# Required task
Print the entries below in their entirety, exactly as they are written.

Begin

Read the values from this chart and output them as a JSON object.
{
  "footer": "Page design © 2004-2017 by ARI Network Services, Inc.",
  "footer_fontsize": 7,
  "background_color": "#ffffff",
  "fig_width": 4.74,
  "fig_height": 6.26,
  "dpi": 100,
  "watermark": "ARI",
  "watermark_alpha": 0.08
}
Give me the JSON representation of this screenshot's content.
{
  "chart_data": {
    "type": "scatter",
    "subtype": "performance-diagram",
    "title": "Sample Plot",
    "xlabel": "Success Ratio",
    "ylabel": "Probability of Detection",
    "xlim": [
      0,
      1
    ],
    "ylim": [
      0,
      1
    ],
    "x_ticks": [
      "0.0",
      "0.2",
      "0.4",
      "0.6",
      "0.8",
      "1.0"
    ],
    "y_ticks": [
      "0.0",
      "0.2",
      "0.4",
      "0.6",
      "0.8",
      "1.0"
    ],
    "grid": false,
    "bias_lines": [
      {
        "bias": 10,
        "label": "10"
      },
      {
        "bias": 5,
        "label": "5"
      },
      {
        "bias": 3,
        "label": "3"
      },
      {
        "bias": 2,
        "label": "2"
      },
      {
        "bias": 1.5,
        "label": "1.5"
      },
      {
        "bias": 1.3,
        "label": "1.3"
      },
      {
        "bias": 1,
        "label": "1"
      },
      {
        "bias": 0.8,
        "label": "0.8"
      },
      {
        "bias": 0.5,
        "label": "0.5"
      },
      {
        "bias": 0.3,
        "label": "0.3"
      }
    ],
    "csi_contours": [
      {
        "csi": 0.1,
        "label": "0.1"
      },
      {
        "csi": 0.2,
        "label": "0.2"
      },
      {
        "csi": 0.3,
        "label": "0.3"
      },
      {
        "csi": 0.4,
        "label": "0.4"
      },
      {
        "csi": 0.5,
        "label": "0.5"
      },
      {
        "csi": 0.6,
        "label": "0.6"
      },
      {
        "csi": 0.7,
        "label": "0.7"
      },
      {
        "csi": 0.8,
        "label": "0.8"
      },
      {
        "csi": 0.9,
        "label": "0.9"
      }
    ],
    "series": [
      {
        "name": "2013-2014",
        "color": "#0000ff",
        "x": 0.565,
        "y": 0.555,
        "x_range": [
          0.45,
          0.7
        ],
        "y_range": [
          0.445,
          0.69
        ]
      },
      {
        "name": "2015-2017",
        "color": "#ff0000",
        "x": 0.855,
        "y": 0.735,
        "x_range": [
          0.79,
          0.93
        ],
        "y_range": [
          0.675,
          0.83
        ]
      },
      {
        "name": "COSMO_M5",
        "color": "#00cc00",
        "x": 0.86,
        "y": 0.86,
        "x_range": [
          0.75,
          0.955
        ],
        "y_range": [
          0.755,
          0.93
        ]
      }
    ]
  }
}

End

# Finished answer
Read the values from this chart and output them as a JSON object.
{
  "footer": "Page design © 2004-2017 by ARI Network Services, Inc.",
  "footer_fontsize": 7,
  "background_color": "#ffffff",
  "fig_width": 4.74,
  "fig_height": 6.26,
  "dpi": 100,
  "watermark": "ARI",
  "watermark_alpha": 0.08
}
Give me the JSON representation of this screenshot's content.
{
  "chart_data": {
    "type": "scatter",
    "subtype": "performance-diagram",
    "title": "Sample Plot",
    "xlabel": "Success Ratio",
    "ylabel": "Probability of Detection",
    "xlim": [
      0,
      1
    ],
    "ylim": [
      0,
      1
    ],
    "x_ticks": [
      "0.0",
      "0.2",
      "0.4",
      "0.6",
      "0.8",
      "1.0"
    ],
    "y_ticks": [
      "0.0",
      "0.2",
      "0.4",
      "0.6",
      "0.8",
      "1.0"
    ],
    "grid": false,
    "bias_lines": [
      {
        "bias": 10,
        "label": "10"
      },
      {
        "bias": 5,
        "label": "5"
      },
      {
        "bias": 3,
        "label": "3"
      },
      {
        "bias": 2,
        "label": "2"
      },
      {
        "bias": 1.5,
        "label": "1.5"
      },
      {
        "bias": 1.3,
        "label": "1.3"
      },
      {
        "bias": 1,
        "label": "1"
      },
      {
        "bias": 0.8,
        "label": "0.8"
      },
      {
        "bias": 0.5,
        "label": "0.5"
      },
      {
        "bias": 0.3,
        "label": "0.3"
      }
    ],
    "csi_contours": [
      {
        "csi": 0.1,
        "label": "0.1"
      },
      {
        "csi": 0.2,
        "label": "0.2"
      },
      {
        "csi": 0.3,
        "label": "0.3"
      },
      {
        "csi": 0.4,
        "label": "0.4"
      },
      {
        "csi": 0.5,
        "label": "0.5"
      },
      {
        "csi": 0.6,
        "label": "0.6"
      },
      {
        "csi": 0.7,
        "label": "0.7"
      },
      {
        "csi": 0.8,
        "label": "0.8"
      },
      {
        "csi": 0.9,
        "label": "0.9"
      }
    ],
    "series": [
      {
        "name": "2013-2014",
        "color": "#0000ff",
        "x": 0.565,
        "y": 0.555,
        "x_range": [
          0.45,
          0.7
        ],
        "y_range": [
          0.445,
          0.69
        ]
      },
      {
        "name": "2015-2017",
        "color": "#ff0000",
        "x": 0.855,
        "y": 0.735,
        "x_range": [
          0.79,
          0.93
        ],
        "y_range": [
          0.675,
          0.83
        ]
      },
      {
        "name": "COSMO_M5",
        "color": "#00cc00",
        "x": 0.86,
        "y": 0.86,
        "x_range": [
          0.75,
          0.955
        ],
        "y_range": [
          0.755,
          0.93
        ]
      }
    ]
  }
}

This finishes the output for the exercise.